• OBJECTIVE: In the material below, list every line carrying the string "York".

• INFORMATION PROVIDED:
- - - -

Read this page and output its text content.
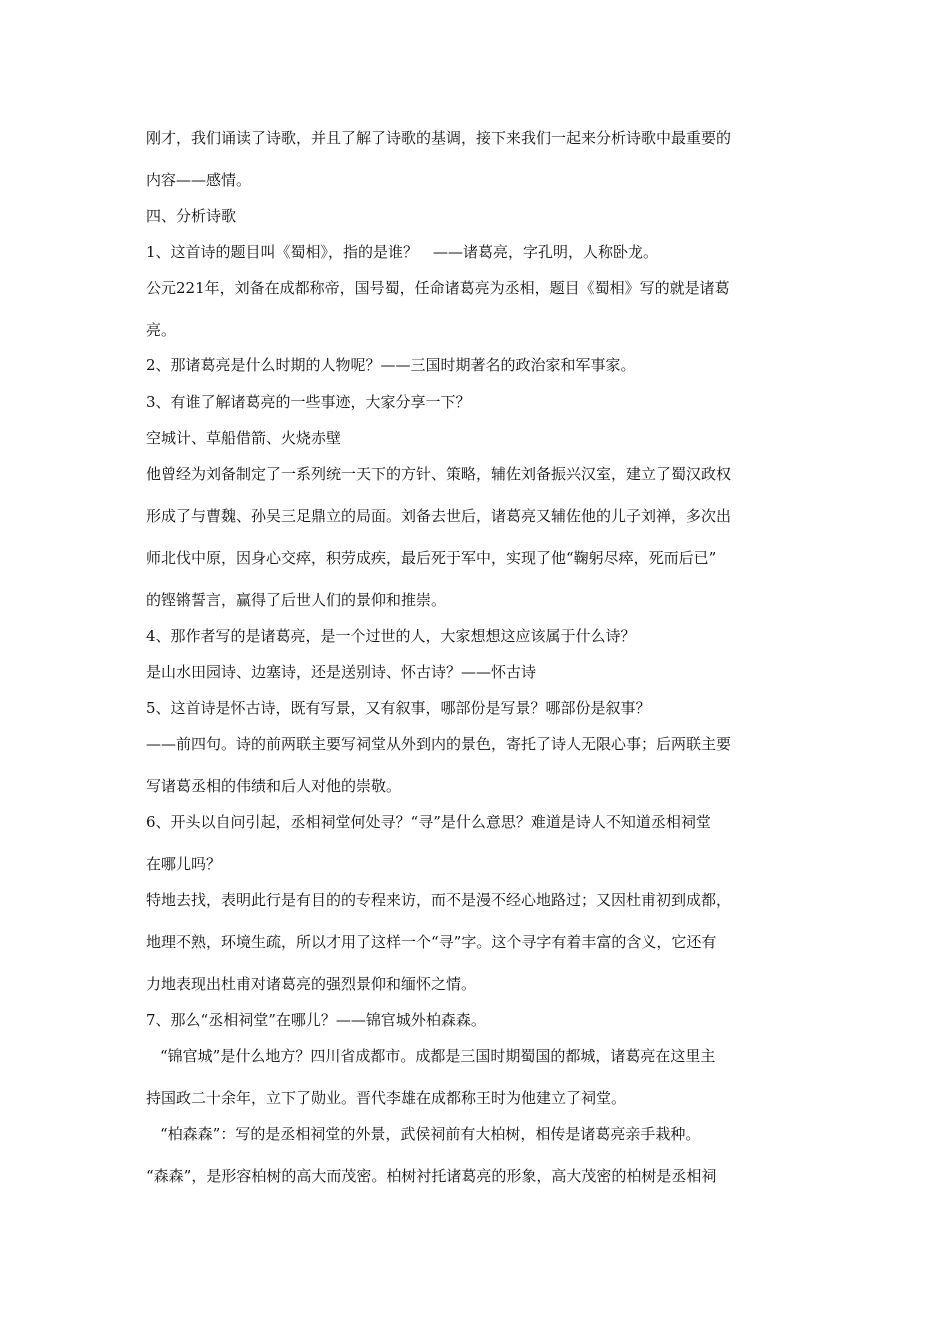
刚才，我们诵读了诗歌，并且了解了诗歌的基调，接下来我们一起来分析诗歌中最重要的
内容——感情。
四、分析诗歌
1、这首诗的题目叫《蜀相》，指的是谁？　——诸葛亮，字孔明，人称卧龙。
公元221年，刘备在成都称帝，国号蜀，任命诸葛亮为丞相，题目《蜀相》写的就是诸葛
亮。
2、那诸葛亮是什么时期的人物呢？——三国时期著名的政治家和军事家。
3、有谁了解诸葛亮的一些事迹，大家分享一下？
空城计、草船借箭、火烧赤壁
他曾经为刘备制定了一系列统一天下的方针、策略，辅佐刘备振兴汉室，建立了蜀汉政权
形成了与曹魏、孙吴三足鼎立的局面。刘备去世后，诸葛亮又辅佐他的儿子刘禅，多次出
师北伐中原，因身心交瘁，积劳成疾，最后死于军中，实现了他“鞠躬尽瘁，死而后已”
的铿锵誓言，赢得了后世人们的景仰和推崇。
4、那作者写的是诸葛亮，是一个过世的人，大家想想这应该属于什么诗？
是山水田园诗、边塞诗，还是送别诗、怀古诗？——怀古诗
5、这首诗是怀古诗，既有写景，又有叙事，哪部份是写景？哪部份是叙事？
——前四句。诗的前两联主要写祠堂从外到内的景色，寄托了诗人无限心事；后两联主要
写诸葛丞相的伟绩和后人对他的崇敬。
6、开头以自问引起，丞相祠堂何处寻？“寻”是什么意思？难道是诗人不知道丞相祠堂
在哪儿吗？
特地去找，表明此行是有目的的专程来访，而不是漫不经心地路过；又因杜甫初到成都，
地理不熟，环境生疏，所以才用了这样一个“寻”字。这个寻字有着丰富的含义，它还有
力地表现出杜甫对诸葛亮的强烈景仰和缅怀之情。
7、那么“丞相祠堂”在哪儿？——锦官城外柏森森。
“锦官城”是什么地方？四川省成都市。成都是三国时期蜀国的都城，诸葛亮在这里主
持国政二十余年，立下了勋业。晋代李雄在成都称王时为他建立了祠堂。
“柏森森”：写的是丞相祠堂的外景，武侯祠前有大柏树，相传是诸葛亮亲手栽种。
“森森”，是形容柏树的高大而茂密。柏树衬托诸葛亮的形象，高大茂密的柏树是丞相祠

- - - -

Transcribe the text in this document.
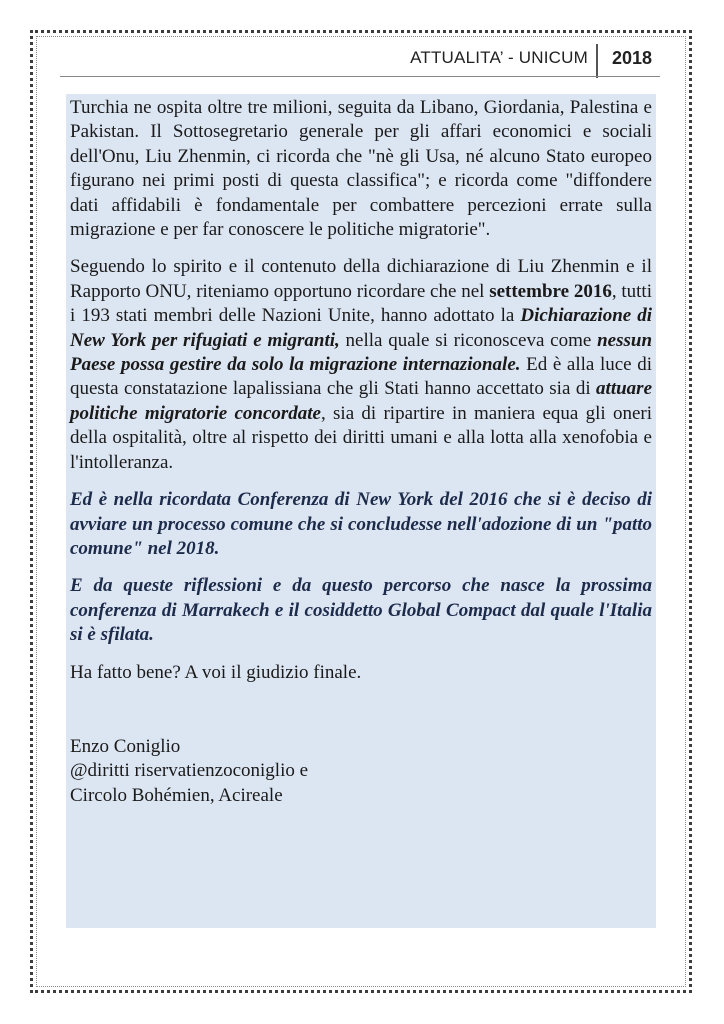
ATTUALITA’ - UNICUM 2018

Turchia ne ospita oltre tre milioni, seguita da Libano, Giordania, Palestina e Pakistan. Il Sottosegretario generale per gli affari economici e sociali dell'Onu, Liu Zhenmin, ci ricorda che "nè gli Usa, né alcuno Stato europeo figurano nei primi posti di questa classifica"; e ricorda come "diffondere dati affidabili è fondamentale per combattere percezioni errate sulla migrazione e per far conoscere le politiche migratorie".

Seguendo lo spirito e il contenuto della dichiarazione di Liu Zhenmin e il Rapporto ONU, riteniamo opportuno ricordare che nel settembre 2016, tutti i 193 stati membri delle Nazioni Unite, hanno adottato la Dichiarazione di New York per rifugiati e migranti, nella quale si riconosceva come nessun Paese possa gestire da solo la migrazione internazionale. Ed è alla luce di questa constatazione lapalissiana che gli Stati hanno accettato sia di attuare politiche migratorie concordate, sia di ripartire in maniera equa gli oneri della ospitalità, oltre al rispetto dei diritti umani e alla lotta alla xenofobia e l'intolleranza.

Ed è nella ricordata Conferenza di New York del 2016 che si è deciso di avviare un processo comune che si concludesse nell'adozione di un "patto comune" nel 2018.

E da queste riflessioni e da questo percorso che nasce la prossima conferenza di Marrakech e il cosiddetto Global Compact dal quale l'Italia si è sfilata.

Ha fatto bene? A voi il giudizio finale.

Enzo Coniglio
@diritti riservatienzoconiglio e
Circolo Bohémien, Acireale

- - - -

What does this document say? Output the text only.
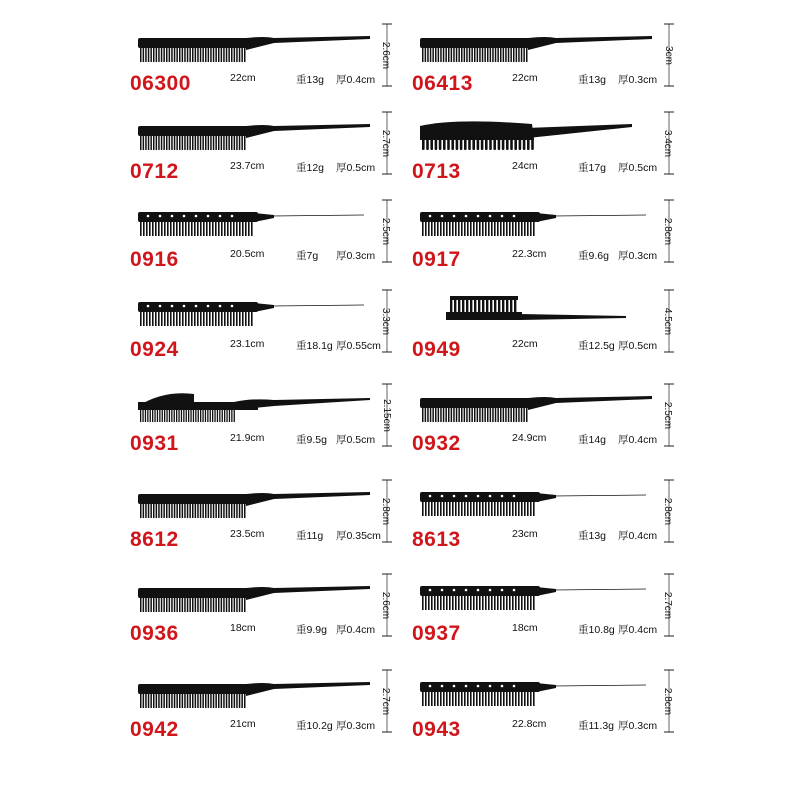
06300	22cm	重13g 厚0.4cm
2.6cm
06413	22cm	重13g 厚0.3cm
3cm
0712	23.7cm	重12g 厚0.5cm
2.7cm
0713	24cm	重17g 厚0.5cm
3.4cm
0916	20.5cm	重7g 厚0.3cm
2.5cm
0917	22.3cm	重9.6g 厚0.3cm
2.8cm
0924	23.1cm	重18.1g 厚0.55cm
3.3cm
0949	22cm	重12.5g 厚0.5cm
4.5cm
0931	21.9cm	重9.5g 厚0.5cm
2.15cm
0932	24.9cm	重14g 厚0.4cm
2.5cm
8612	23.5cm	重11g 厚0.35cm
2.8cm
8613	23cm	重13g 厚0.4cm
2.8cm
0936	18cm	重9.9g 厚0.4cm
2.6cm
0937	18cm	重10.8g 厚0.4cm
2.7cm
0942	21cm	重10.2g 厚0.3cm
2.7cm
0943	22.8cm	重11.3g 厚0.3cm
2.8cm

- - - -

• ANSWER TO THIS EXERCISE:
Seguendo lo spirito e il contenuto della dichiarazione di Liu Zhenmin e il Rapporto ONU, riteniamo opportuno ricordare che nel settembre 2016, tutti i 193 stati membri delle Nazioni Unite, hanno adottato la Dichiarazione di New York per rifugiati e migranti, nella quale si riconosceva come nessun Paese possa gestire da solo la migrazione internazionale. Ed è alla luce di questa constatazione lapalissiana che gli Stati hanno accettato sia di attuare politiche migratorie concordate, sia di ripartire in maniera equa gli oneri della ospitalità, oltre al rispetto dei diritti umani e alla lotta alla xenofobia e l'intolleranza.
Ed è nella ricordata Conferenza di New York del 2016 che si è deciso di avviare un processo comune che si concludesse nell'adozione di un "patto comune" nel 2018.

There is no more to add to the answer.